[DO THIS] Check each line for the string "Blackpool", then give only how many lines have it.

(Figure record listings)
◇ ◇ ◇ ◇ ◇

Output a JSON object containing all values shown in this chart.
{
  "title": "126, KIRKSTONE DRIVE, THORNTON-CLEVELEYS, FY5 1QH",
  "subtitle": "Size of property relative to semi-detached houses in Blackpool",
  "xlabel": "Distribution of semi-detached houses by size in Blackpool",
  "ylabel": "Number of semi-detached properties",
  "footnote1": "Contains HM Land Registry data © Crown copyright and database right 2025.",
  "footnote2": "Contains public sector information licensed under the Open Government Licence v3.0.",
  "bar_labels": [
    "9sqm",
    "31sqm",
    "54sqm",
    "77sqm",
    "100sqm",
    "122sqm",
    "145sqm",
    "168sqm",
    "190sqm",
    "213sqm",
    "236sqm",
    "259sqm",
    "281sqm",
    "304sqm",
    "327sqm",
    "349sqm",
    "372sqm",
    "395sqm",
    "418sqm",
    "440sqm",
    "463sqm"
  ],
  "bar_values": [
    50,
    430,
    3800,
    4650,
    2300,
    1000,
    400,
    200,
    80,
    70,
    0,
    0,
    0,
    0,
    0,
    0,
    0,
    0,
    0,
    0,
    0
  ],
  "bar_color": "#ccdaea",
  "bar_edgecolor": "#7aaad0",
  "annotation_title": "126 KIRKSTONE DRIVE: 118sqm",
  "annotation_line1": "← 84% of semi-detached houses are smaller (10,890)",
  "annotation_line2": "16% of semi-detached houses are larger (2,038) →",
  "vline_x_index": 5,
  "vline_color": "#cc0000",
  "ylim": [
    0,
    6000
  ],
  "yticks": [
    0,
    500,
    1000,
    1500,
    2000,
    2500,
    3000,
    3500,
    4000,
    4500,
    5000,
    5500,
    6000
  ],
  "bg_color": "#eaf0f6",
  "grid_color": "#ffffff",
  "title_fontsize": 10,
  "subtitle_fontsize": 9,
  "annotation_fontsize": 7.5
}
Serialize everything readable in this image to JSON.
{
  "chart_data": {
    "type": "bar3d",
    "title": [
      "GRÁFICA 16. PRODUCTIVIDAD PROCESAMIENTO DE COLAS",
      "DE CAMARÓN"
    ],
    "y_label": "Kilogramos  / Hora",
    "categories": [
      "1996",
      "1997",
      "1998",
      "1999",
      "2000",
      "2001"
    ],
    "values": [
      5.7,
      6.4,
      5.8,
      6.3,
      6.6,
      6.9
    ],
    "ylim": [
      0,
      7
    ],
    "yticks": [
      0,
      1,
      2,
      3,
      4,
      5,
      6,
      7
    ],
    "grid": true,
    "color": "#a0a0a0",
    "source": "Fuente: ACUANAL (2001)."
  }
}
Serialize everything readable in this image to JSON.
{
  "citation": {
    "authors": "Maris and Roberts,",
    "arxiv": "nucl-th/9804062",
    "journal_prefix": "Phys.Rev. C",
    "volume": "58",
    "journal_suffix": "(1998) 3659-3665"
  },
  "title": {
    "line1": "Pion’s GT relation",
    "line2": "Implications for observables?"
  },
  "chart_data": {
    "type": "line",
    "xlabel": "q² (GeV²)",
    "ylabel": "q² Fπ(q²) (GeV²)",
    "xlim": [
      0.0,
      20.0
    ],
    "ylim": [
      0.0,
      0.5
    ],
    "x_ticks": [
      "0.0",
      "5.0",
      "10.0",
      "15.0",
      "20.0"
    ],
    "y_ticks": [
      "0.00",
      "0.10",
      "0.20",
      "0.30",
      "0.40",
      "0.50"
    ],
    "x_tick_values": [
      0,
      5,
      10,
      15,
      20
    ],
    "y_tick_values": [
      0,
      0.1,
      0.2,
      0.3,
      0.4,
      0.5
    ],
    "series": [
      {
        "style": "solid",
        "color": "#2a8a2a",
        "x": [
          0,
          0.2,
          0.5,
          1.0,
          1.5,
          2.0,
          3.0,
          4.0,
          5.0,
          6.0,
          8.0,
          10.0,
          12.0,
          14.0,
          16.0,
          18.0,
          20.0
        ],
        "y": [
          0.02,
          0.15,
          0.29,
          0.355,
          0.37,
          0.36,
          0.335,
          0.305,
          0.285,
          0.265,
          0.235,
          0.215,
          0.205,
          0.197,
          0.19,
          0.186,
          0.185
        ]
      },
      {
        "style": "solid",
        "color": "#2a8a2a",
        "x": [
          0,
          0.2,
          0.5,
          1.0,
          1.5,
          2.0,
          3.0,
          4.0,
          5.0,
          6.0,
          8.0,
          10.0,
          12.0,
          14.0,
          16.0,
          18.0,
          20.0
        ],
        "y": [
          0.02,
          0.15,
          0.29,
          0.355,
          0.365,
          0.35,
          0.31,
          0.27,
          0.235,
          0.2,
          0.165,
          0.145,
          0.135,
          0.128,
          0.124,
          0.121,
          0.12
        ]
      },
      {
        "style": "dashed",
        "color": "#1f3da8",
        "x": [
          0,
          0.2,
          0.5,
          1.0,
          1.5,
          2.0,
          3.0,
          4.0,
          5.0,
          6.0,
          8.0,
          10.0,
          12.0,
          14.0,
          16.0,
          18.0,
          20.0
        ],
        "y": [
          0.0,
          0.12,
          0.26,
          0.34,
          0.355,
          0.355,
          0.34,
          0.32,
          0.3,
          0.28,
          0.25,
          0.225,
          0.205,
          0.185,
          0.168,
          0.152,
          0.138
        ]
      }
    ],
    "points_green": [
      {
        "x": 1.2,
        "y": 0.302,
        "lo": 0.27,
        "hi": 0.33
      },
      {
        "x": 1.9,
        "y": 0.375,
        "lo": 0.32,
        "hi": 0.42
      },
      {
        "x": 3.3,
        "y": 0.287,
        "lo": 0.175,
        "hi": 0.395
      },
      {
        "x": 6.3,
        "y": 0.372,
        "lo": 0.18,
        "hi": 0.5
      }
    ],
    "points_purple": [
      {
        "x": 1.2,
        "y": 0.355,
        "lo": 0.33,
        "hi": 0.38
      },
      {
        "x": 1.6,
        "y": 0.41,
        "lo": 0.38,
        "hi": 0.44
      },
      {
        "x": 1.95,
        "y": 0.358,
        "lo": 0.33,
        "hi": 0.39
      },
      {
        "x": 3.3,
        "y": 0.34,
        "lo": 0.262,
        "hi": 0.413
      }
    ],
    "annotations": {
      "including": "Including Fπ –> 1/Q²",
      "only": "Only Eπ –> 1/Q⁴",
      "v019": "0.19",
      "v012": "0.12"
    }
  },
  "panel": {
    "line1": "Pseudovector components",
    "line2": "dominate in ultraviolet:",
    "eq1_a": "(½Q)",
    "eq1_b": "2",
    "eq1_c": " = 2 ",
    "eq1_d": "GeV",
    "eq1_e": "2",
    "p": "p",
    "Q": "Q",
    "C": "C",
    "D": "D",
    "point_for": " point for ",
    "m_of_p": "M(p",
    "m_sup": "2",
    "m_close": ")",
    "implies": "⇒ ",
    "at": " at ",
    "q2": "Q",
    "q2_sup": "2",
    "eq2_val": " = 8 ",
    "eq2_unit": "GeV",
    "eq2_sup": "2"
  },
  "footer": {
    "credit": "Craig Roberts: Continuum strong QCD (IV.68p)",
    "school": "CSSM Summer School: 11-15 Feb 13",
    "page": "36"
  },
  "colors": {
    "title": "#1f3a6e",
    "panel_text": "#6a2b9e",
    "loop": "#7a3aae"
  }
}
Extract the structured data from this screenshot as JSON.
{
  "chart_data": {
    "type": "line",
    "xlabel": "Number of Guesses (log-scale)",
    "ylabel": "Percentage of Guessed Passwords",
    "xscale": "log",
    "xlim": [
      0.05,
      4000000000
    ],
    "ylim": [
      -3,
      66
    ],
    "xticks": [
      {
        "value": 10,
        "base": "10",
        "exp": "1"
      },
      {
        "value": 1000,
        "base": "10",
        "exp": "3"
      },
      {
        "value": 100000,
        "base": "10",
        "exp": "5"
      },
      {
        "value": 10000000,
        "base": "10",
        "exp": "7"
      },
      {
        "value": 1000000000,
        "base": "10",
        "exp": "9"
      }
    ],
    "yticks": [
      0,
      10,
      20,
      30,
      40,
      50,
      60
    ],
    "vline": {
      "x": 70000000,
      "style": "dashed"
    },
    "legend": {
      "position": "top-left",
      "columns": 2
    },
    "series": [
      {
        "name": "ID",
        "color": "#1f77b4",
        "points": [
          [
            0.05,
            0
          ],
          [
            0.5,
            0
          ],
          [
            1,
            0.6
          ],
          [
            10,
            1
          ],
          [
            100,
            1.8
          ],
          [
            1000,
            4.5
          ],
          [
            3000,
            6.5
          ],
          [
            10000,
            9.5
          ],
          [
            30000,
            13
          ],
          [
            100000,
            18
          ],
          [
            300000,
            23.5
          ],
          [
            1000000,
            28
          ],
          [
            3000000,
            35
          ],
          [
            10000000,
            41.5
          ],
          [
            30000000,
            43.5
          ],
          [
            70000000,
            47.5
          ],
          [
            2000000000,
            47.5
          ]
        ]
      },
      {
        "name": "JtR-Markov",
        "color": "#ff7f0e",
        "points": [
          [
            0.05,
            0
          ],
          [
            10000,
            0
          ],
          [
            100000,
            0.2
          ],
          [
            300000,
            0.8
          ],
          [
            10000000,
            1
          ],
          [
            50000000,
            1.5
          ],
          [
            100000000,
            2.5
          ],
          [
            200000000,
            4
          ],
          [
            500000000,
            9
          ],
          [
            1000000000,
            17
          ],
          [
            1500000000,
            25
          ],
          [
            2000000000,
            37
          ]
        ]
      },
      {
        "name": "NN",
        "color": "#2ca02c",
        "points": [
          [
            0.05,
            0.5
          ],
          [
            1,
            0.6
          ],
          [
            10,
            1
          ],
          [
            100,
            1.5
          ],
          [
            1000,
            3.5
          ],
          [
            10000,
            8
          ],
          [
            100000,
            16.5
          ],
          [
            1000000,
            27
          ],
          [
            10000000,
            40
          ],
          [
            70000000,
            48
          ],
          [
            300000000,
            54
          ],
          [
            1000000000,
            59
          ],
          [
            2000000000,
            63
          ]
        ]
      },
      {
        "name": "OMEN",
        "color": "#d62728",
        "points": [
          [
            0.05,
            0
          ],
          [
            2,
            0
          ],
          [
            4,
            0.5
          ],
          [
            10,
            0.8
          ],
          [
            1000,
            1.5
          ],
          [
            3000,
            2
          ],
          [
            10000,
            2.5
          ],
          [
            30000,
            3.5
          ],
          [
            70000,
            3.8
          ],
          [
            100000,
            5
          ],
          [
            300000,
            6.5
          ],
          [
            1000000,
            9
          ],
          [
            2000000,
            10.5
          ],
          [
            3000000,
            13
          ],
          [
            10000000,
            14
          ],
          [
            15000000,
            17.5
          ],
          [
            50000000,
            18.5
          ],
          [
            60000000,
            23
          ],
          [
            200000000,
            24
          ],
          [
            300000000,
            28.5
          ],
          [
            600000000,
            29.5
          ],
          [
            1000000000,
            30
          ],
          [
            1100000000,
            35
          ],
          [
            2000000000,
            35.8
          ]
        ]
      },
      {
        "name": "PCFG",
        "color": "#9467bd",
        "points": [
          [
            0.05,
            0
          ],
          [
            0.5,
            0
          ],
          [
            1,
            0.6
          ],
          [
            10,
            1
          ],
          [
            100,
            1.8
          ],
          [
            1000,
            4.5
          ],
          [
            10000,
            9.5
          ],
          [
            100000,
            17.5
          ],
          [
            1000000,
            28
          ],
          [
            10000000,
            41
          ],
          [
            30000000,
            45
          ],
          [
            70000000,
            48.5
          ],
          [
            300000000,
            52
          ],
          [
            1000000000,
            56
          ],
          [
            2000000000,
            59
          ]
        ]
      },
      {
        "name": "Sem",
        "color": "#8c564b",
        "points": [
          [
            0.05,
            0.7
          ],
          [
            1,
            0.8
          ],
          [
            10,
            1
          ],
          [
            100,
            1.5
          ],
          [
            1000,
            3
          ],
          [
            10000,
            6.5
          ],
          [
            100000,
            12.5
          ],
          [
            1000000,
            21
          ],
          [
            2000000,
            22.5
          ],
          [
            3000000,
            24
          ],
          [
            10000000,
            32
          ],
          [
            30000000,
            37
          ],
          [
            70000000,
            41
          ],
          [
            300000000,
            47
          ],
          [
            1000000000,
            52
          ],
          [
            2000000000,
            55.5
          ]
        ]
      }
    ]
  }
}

◇ ◇ ◇ ◇ ◇

[EXERCISE SOLUTION] 2